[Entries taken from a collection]
────────────────

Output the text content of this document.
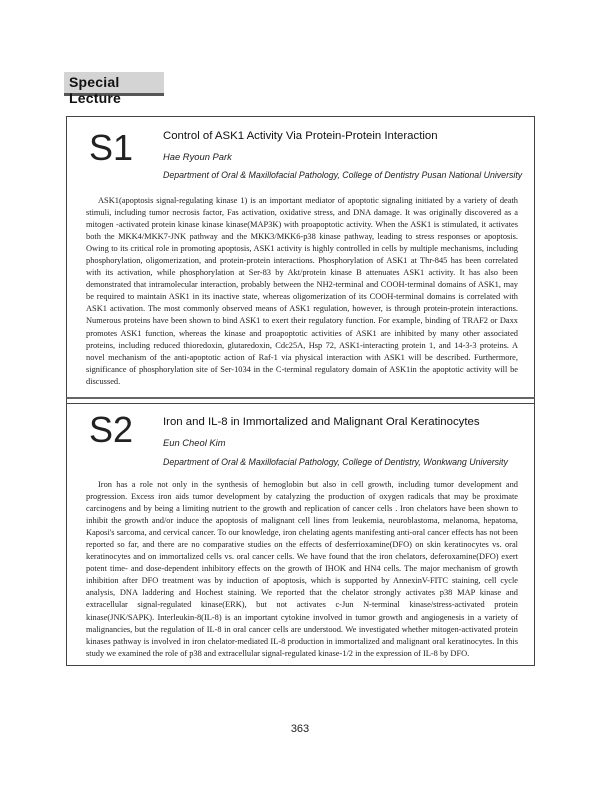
Special Lecture
S1	Control of ASK1 Activity Via Protein-Protein Interaction
Hae Ryoun Park
Department of Oral & Maxillofacial Pathology, College of Dentistry Pusan National University

ASK1(apoptosis signal-regulating kinase 1) is an important mediator of apoptotic signaling initiated by a variety of death stimuli, including tumor necrosis factor, Fas activation, oxidative stress, and DNA damage. It was originally discovered as a mitogen -activated protein kinase kinase kinase(MAP3K) with proapoptotic activity. When the ASK1 is stimulated, it activates both the MKK4/MKK7-JNK pathway and the MKK3/MKK6-p38 kinase pathway, leading to stress responses or apoptosis. Owing to its critical role in promoting apoptosis, ASK1 activity is highly controlled in cells by multiple mechanisms, including phosphorylation, oligomerization, and protein-protein interactions. Phosphorylation of ASK1 at Thr-845 has been correlated with its activation, while phosphorylation at Ser-83 by Akt/protein kinase B attenuates ASK1 activity. It has also been demonstrated that intramolecular interaction, probably between the NH2-terminal and COOH-terminal domains of ASK1, may be required to maintain ASK1 in its inactive state, whereas oligomerization of its COOH-terminal domains is correlated with ASK1 activation. The most commonly observed means of ASK1 regulation, however, is through protein-protein interactions. Numerous proteins have been shown to bind ASK1 to exert their regulatory function. For example, binding of TRAF2 or Daxx promotes ASK1 function, whereas the kinase and proapoptotic activities of ASK1 are inhibited by many other associated proteins, including reduced thioredoxin, glutaredoxin, Cdc25A, Hsp 72, ASK1-interacting protein 1, and 14-3-3 proteins. A novel mechanism of the anti-apoptotic action of Raf-1 via physical interaction with ASK1 will be described. Furthermore, significance of phosphorylation site of Ser-1034 in the C-terminal regulatory domain of ASK1in the apoptotic activity will be discussed.

S2	Iron and IL-8 in Immortalized and Malignant Oral Keratinocytes
Eun Cheol Kim
Department of Oral & Maxillofacial Pathology, College of Dentistry, Wonkwang University

Iron has a role not only in the synthesis of hemoglobin but also in cell growth, including tumor development and progression. Excess iron aids tumor development by catalyzing the production of oxygen radicals that may be proximate carcinogens and by being a limiting nutrient to the growth and replication of cancer cells . Iron chelators have been shown to inhibit the growth and/or induce the apoptosis of malignant cell lines from leukemia, neuroblastoma, melanoma, hepatoma, Kaposi's sarcoma, and cervical cancer. To our knowledge, iron chelating agents manifesting anti-oral cancer effects has not been reported so far, and there are no comparative studies on the effects of desferrioxamine(DFO) on skin keratinocytes vs. oral keratinocytes and on immortalized cells vs. oral cancer cells. We have found that the iron chelators, deferoxamine(DFO) exert potent time- and dose-dependent inhibitory effects on the growth of IHOK and HN4 cells. The major mechanism of growth inhibition after DFO treatment was by induction of apoptosis, which is supported by AnnexinV-FITC staining, cell cycle analysis, DNA laddering and Hochest staining. We reported that the chelator strongly activates p38 MAP kinase and extracellular signal-regulated kinase(ERK), but not activates c-Jun N-terminal kinase/stress-activated protein kinase(JNK/SAPK). Interleukin-8(IL-8) is an important cytokine involved in tumor growth and angiogenesis in a variety of malignancies, but the regulation of IL-8 in oral cancer cells are understood. We investigated whether mitogen-activated protein kinases pathway is involved in iron chelator-mediated IL-8 production in immortalized and malignant oral keratinocytes. In this study we examined the role of p38 and extracellular signal-regulated kinase-1/2 in the expression of IL-8 by DFO.

363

────────────────

__TASK OBJECTIVE__
The records above are to be restated exactly, with all pictures omitted.

__ANSWER__
Output the text content of this document.
Special Lecture
S1	Control of ASK1 Activity Via Protein-Protein Interaction
Hae Ryoun Park
Department of Oral & Maxillofacial Pathology, College of Dentistry Pusan National University

ASK1(apoptosis signal-regulating kinase 1) is an important mediator of apoptotic signaling initiated by a variety of death stimuli, including tumor necrosis factor, Fas activation, oxidative stress, and DNA damage. It was originally discovered as a mitogen -activated protein kinase kinase kinase(MAP3K) with proapoptotic activity. When the ASK1 is stimulated, it activates both the MKK4/MKK7-JNK pathway and the MKK3/MKK6-p38 kinase pathway, leading to stress responses or apoptosis. Owing to its critical role in promoting apoptosis, ASK1 activity is highly controlled in cells by multiple mechanisms, including phosphorylation, oligomerization, and protein-protein interactions. Phosphorylation of ASK1 at Thr-845 has been correlated with its activation, while phosphorylation at Ser-83 by Akt/protein kinase B attenuates ASK1 activity. It has also been demonstrated that intramolecular interaction, probably between the NH2-terminal and COOH-terminal domains of ASK1, may be required to maintain ASK1 in its inactive state, whereas oligomerization of its COOH-terminal domains is correlated with ASK1 activation. The most commonly observed means of ASK1 regulation, however, is through protein-protein interactions. Numerous proteins have been shown to bind ASK1 to exert their regulatory function. For example, binding of TRAF2 or Daxx promotes ASK1 function, whereas the kinase and proapoptotic activities of ASK1 are inhibited by many other associated proteins, including reduced thioredoxin, glutaredoxin, Cdc25A, Hsp 72, ASK1-interacting protein 1, and 14-3-3 proteins. A novel mechanism of the anti-apoptotic action of Raf-1 via physical interaction with ASK1 will be described. Furthermore, significance of phosphorylation site of Ser-1034 in the C-terminal regulatory domain of ASK1in the apoptotic activity will be discussed.

S2	Iron and IL-8 in Immortalized and Malignant Oral Keratinocytes
Eun Cheol Kim
Department of Oral & Maxillofacial Pathology, College of Dentistry, Wonkwang University

Iron has a role not only in the synthesis of hemoglobin but also in cell growth, including tumor development and progression. Excess iron aids tumor development by catalyzing the production of oxygen radicals that may be proximate carcinogens and by being a limiting nutrient to the growth and replication of cancer cells . Iron chelators have been shown to inhibit the growth and/or induce the apoptosis of malignant cell lines from leukemia, neuroblastoma, melanoma, hepatoma, Kaposi's sarcoma, and cervical cancer. To our knowledge, iron chelating agents manifesting anti-oral cancer effects has not been reported so far, and there are no comparative studies on the effects of desferrioxamine(DFO) on skin keratinocytes vs. oral keratinocytes and on immortalized cells vs. oral cancer cells. We have found that the iron chelators, deferoxamine(DFO) exert potent time- and dose-dependent inhibitory effects on the growth of IHOK and HN4 cells. The major mechanism of growth inhibition after DFO treatment was by induction of apoptosis, which is supported by AnnexinV-FITC staining, cell cycle analysis, DNA laddering and Hochest staining. We reported that the chelator strongly activates p38 MAP kinase and extracellular signal-regulated kinase(ERK), but not activates c-Jun N-terminal kinase/stress-activated protein kinase(JNK/SAPK). Interleukin-8(IL-8) is an important cytokine involved in tumor growth and angiogenesis in a variety of malignancies, but the regulation of IL-8 in oral cancer cells are understood. We investigated whether mitogen-activated protein kinases pathway is involved in iron chelator-mediated IL-8 production in immortalized and malignant oral keratinocytes. In this study we examined the role of p38 and extracellular signal-regulated kinase-1/2 in the expression of IL-8 by DFO.

363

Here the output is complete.